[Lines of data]
☆ ☆ ☆
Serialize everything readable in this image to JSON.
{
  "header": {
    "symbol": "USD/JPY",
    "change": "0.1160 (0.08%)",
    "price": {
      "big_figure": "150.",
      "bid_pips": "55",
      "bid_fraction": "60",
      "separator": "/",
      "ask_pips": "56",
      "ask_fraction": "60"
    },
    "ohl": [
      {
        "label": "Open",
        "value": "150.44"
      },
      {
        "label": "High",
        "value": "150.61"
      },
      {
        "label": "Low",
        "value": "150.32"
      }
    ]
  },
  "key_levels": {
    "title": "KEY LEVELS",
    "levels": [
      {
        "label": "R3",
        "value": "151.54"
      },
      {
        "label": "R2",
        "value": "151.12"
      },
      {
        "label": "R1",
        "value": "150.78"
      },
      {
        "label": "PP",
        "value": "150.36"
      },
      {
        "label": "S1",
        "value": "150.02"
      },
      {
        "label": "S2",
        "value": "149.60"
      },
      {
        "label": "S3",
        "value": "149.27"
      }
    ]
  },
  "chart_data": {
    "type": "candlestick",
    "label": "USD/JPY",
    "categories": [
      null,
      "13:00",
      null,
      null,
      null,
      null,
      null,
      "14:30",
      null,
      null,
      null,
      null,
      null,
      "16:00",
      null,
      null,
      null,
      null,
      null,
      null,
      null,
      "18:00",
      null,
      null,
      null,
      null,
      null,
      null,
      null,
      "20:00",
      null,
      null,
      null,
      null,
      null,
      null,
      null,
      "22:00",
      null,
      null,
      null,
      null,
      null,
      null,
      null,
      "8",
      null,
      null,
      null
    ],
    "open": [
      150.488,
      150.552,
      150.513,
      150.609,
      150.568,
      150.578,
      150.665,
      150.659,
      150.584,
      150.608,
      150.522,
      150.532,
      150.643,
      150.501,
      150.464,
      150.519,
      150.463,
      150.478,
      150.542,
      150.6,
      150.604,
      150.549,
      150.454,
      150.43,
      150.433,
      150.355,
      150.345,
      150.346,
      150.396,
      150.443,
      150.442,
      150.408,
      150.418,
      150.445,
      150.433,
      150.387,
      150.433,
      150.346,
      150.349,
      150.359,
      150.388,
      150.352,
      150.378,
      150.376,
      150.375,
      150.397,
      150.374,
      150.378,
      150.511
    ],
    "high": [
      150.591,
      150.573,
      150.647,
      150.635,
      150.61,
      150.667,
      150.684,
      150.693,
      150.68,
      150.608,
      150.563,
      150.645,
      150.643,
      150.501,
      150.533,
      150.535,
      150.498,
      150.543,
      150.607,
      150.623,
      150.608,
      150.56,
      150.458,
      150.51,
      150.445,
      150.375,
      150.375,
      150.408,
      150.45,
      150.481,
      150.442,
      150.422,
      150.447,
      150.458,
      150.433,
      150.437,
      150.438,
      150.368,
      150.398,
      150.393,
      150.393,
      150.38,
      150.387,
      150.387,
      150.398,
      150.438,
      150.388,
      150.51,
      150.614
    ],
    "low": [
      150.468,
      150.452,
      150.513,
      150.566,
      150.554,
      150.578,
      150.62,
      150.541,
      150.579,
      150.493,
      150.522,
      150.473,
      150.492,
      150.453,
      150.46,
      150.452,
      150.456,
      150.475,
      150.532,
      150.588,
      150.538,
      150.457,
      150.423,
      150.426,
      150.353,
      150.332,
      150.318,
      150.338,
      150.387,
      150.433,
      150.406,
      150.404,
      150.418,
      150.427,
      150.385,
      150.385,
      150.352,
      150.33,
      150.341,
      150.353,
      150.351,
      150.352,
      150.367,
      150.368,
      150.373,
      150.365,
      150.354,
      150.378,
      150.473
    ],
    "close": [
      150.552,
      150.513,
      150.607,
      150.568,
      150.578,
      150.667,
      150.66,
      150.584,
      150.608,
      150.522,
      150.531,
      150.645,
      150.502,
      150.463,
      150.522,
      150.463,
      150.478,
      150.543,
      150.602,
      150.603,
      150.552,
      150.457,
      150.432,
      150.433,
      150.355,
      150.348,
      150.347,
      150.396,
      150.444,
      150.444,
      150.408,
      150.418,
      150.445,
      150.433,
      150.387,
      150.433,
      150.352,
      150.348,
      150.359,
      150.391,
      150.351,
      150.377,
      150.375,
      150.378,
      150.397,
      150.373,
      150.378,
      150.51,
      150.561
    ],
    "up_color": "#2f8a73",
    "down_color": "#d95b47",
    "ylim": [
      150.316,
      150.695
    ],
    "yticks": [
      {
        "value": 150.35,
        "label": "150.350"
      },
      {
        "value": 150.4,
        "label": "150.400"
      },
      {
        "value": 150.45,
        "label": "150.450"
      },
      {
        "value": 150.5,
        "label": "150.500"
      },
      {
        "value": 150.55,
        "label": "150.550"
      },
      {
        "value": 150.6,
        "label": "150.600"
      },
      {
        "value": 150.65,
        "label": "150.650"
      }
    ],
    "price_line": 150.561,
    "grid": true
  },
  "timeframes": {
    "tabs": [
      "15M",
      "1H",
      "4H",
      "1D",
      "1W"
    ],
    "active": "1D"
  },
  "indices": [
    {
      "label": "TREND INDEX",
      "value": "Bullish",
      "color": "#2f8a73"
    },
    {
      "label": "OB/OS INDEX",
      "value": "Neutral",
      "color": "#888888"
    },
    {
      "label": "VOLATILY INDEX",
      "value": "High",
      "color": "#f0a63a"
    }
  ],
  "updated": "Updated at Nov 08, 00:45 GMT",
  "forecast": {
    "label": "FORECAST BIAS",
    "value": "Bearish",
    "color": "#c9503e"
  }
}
☆ ☆ ☆
Prompt
Write all of the records out again exactly.

Correct output
Serialize everything readable in this image to JSON.
{
  "header": {
    "symbol": "USD/JPY",
    "change": "0.1160 (0.08%)",
    "price": {
      "big_figure": "150.",
      "bid_pips": "55",
      "bid_fraction": "60",
      "separator": "/",
      "ask_pips": "56",
      "ask_fraction": "60"
    },
    "ohl": [
      {
        "label": "Open",
        "value": "150.44"
      },
      {
        "label": "High",
        "value": "150.61"
      },
      {
        "label": "Low",
        "value": "150.32"
      }
    ]
  },
  "key_levels": {
    "title": "KEY LEVELS",
    "levels": [
      {
        "label": "R3",
        "value": "151.54"
      },
      {
        "label": "R2",
        "value": "151.12"
      },
      {
        "label": "R1",
        "value": "150.78"
      },
      {
        "label": "PP",
        "value": "150.36"
      },
      {
        "label": "S1",
        "value": "150.02"
      },
      {
        "label": "S2",
        "value": "149.60"
      },
      {
        "label": "S3",
        "value": "149.27"
      }
    ]
  },
  "chart_data": {
    "type": "candlestick",
    "label": "USD/JPY",
    "categories": [
      null,
      "13:00",
      null,
      null,
      null,
      null,
      null,
      "14:30",
      null,
      null,
      null,
      null,
      null,
      "16:00",
      null,
      null,
      null,
      null,
      null,
      null,
      null,
      "18:00",
      null,
      null,
      null,
      null,
      null,
      null,
      null,
      "20:00",
      null,
      null,
      null,
      null,
      null,
      null,
      null,
      "22:00",
      null,
      null,
      null,
      null,
      null,
      null,
      null,
      "8",
      null,
      null,
      null
    ],
    "open": [
      150.488,
      150.552,
      150.513,
      150.609,
      150.568,
      150.578,
      150.665,
      150.659,
      150.584,
      150.608,
      150.522,
      150.532,
      150.643,
      150.501,
      150.464,
      150.519,
      150.463,
      150.478,
      150.542,
      150.6,
      150.604,
      150.549,
      150.454,
      150.43,
      150.433,
      150.355,
      150.345,
      150.346,
      150.396,
      150.443,
      150.442,
      150.408,
      150.418,
      150.445,
      150.433,
      150.387,
      150.433,
      150.346,
      150.349,
      150.359,
      150.388,
      150.352,
      150.378,
      150.376,
      150.375,
      150.397,
      150.374,
      150.378,
      150.511
    ],
    "high": [
      150.591,
      150.573,
      150.647,
      150.635,
      150.61,
      150.667,
      150.684,
      150.693,
      150.68,
      150.608,
      150.563,
      150.645,
      150.643,
      150.501,
      150.533,
      150.535,
      150.498,
      150.543,
      150.607,
      150.623,
      150.608,
      150.56,
      150.458,
      150.51,
      150.445,
      150.375,
      150.375,
      150.408,
      150.45,
      150.481,
      150.442,
      150.422,
      150.447,
      150.458,
      150.433,
      150.437,
      150.438,
      150.368,
      150.398,
      150.393,
      150.393,
      150.38,
      150.387,
      150.387,
      150.398,
      150.438,
      150.388,
      150.51,
      150.614
    ],
    "low": [
      150.468,
      150.452,
      150.513,
      150.566,
      150.554,
      150.578,
      150.62,
      150.541,
      150.579,
      150.493,
      150.522,
      150.473,
      150.492,
      150.453,
      150.46,
      150.452,
      150.456,
      150.475,
      150.532,
      150.588,
      150.538,
      150.457,
      150.423,
      150.426,
      150.353,
      150.332,
      150.318,
      150.338,
      150.387,
      150.433,
      150.406,
      150.404,
      150.418,
      150.427,
      150.385,
      150.385,
      150.352,
      150.33,
      150.341,
      150.353,
      150.351,
      150.352,
      150.367,
      150.368,
      150.373,
      150.365,
      150.354,
      150.378,
      150.473
    ],
    "close": [
      150.552,
      150.513,
      150.607,
      150.568,
      150.578,
      150.667,
      150.66,
      150.584,
      150.608,
      150.522,
      150.531,
      150.645,
      150.502,
      150.463,
      150.522,
      150.463,
      150.478,
      150.543,
      150.602,
      150.603,
      150.552,
      150.457,
      150.432,
      150.433,
      150.355,
      150.348,
      150.347,
      150.396,
      150.444,
      150.444,
      150.408,
      150.418,
      150.445,
      150.433,
      150.387,
      150.433,
      150.352,
      150.348,
      150.359,
      150.391,
      150.351,
      150.377,
      150.375,
      150.378,
      150.397,
      150.373,
      150.378,
      150.51,
      150.561
    ],
    "up_color": "#2f8a73",
    "down_color": "#d95b47",
    "ylim": [
      150.316,
      150.695
    ],
    "yticks": [
      {
        "value": 150.35,
        "label": "150.350"
      },
      {
        "value": 150.4,
        "label": "150.400"
      },
      {
        "value": 150.45,
        "label": "150.450"
      },
      {
        "value": 150.5,
        "label": "150.500"
      },
      {
        "value": 150.55,
        "label": "150.550"
      },
      {
        "value": 150.6,
        "label": "150.600"
      },
      {
        "value": 150.65,
        "label": "150.650"
      }
    ],
    "price_line": 150.561,
    "grid": true
  },
  "timeframes": {
    "tabs": [
      "15M",
      "1H",
      "4H",
      "1D",
      "1W"
    ],
    "active": "1D"
  },
  "indices": [
    {
      "label": "TREND INDEX",
      "value": "Bullish",
      "color": "#2f8a73"
    },
    {
      "label": "OB/OS INDEX",
      "value": "Neutral",
      "color": "#888888"
    },
    {
      "label": "VOLATILY INDEX",
      "value": "High",
      "color": "#f0a63a"
    }
  ],
  "updated": "Updated at Nov 08, 00:45 GMT",
  "forecast": {
    "label": "FORECAST BIAS",
    "value": "Bearish",
    "color": "#c9503e"
  }
}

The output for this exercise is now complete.